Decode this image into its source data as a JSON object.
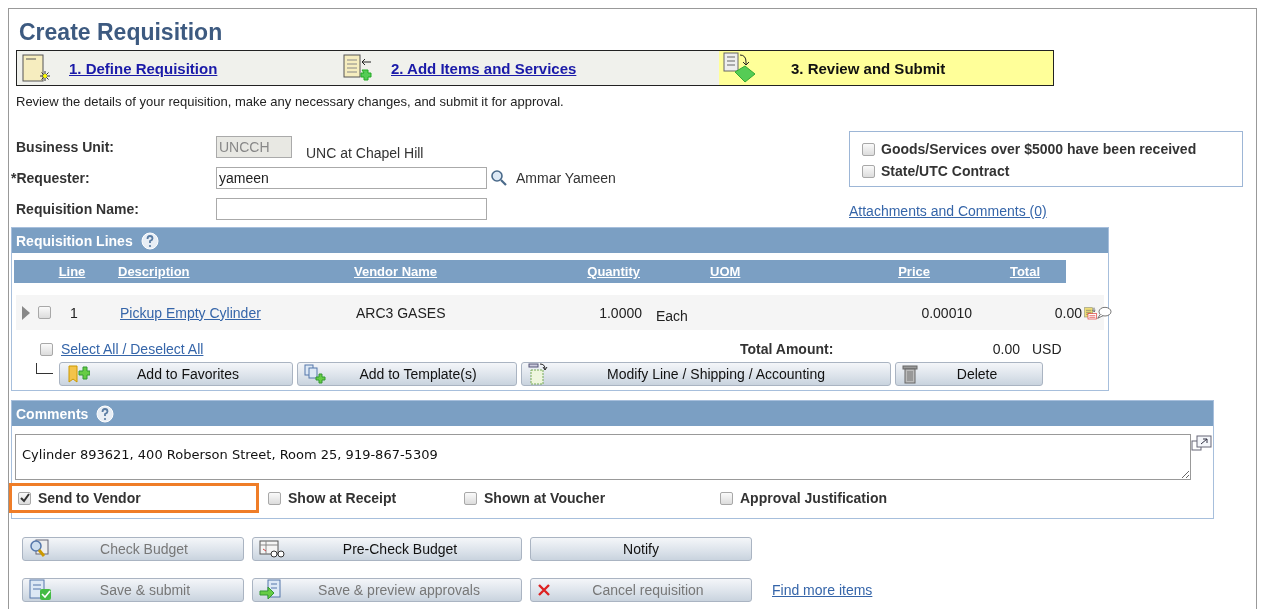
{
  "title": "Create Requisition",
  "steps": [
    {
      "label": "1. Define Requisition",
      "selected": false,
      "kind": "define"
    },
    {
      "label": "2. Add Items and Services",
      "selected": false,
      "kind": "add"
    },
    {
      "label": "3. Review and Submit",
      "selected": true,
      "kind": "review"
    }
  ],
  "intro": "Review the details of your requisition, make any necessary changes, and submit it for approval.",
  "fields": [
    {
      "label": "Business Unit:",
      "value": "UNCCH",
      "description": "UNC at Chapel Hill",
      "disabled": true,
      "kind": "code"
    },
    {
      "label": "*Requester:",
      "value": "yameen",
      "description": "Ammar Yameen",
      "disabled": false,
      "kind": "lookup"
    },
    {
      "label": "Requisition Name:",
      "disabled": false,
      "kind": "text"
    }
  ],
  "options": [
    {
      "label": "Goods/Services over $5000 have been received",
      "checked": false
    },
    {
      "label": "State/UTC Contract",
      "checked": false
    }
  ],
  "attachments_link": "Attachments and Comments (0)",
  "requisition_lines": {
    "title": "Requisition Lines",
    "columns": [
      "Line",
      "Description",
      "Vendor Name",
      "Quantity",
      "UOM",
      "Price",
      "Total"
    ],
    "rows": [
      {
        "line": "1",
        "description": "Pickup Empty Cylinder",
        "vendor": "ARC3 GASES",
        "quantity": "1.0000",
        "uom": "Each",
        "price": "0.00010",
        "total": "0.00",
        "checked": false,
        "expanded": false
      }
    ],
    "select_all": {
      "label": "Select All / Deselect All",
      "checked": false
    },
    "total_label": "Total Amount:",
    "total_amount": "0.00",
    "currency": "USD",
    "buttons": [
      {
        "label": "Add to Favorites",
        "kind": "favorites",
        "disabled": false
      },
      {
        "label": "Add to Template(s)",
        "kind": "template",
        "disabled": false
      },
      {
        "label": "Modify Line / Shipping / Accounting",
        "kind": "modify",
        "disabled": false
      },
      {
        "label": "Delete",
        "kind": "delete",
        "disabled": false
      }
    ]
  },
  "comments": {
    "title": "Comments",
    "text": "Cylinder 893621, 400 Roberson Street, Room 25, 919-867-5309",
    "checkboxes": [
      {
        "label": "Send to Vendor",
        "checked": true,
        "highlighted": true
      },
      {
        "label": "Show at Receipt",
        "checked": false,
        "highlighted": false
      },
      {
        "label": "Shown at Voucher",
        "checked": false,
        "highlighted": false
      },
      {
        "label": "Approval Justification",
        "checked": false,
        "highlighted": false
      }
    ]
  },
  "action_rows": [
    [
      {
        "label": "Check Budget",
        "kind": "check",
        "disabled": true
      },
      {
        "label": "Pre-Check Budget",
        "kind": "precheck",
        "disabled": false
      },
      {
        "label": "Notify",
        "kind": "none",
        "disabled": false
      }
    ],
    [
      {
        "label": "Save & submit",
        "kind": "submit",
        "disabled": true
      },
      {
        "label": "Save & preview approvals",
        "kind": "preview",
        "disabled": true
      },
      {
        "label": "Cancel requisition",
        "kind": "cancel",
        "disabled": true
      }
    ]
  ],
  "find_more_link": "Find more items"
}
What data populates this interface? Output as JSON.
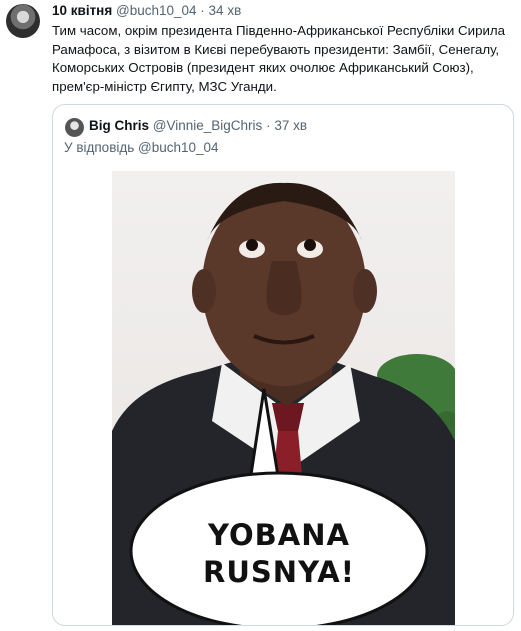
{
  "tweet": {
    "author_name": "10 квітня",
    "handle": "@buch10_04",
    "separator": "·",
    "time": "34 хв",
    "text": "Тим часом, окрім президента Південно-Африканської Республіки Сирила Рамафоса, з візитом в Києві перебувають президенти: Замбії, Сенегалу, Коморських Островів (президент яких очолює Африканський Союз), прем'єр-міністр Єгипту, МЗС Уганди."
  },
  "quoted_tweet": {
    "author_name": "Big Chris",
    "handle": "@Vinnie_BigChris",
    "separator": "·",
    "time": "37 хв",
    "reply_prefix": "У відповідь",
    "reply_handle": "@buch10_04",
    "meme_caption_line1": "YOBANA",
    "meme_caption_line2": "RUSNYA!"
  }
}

* * * * *

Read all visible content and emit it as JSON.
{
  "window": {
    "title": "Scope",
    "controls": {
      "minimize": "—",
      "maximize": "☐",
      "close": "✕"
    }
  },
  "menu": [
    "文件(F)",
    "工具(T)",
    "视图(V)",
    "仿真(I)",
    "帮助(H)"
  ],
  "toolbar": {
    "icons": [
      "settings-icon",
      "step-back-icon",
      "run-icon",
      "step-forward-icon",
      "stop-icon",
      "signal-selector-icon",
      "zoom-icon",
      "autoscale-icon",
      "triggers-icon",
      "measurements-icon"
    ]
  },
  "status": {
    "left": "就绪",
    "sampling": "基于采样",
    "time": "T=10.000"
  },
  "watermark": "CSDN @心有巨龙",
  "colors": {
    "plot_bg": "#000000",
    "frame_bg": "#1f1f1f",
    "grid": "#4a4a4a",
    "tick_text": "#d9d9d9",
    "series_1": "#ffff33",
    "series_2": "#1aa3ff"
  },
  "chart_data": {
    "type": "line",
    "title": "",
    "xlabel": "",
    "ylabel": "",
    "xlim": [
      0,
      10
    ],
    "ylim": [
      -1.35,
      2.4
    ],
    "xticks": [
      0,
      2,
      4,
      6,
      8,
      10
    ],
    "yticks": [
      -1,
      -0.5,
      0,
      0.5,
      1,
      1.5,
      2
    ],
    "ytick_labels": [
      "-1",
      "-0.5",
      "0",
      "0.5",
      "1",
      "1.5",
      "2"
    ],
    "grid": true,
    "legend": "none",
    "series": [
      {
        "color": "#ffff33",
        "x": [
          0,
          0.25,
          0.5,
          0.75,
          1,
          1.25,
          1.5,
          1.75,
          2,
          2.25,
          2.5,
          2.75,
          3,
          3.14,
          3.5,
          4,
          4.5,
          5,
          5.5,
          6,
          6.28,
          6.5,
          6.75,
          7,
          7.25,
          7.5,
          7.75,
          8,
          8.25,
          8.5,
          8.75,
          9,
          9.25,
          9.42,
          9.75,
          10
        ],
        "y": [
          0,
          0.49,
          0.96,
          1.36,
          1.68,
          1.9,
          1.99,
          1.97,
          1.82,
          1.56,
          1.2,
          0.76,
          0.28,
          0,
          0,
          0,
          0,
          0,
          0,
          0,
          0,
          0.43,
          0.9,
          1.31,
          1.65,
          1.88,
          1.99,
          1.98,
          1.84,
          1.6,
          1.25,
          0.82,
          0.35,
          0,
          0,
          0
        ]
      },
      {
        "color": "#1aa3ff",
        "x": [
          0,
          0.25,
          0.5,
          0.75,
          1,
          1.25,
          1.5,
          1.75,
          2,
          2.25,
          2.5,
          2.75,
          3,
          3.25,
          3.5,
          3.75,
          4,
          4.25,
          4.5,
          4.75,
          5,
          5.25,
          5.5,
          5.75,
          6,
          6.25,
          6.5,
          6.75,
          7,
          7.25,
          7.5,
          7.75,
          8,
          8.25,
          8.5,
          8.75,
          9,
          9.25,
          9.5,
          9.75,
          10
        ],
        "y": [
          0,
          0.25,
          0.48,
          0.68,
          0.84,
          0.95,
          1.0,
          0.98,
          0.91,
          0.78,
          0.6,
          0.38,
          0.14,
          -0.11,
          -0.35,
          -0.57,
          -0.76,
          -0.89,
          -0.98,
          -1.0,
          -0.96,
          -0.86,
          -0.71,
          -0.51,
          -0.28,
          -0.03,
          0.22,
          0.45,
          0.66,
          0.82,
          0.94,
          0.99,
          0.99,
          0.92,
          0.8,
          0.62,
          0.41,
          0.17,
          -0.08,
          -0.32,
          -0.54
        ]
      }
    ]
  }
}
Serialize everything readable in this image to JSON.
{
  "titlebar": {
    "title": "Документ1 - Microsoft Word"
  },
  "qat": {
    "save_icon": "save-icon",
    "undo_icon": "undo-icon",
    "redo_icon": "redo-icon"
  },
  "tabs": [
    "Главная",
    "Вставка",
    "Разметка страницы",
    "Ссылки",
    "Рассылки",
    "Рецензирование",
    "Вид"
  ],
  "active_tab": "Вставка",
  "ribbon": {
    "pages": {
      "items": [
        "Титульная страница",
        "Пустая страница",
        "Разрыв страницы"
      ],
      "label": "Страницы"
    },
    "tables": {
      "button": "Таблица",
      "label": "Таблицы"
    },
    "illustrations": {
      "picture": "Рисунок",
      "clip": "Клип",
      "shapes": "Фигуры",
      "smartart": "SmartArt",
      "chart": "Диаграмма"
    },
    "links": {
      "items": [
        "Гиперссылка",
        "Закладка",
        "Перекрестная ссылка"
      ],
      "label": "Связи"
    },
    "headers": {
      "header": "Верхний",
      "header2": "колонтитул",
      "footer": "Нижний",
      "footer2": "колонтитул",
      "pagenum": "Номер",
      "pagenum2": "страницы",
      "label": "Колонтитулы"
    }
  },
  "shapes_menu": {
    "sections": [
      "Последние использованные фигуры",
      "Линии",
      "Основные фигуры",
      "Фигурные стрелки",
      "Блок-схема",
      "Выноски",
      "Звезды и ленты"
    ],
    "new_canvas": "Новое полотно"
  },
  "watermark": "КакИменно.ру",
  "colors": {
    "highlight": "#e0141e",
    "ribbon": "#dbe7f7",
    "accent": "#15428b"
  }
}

* * * * *

**PROBLEM REQUIREMENTS:** From the listing above, collect every line that mentions the word "image".

**RESPONSE TO THE EXERCISE:**
Decode this image into its source data as a JSON object.
Serialize everything readable in this image to JSON.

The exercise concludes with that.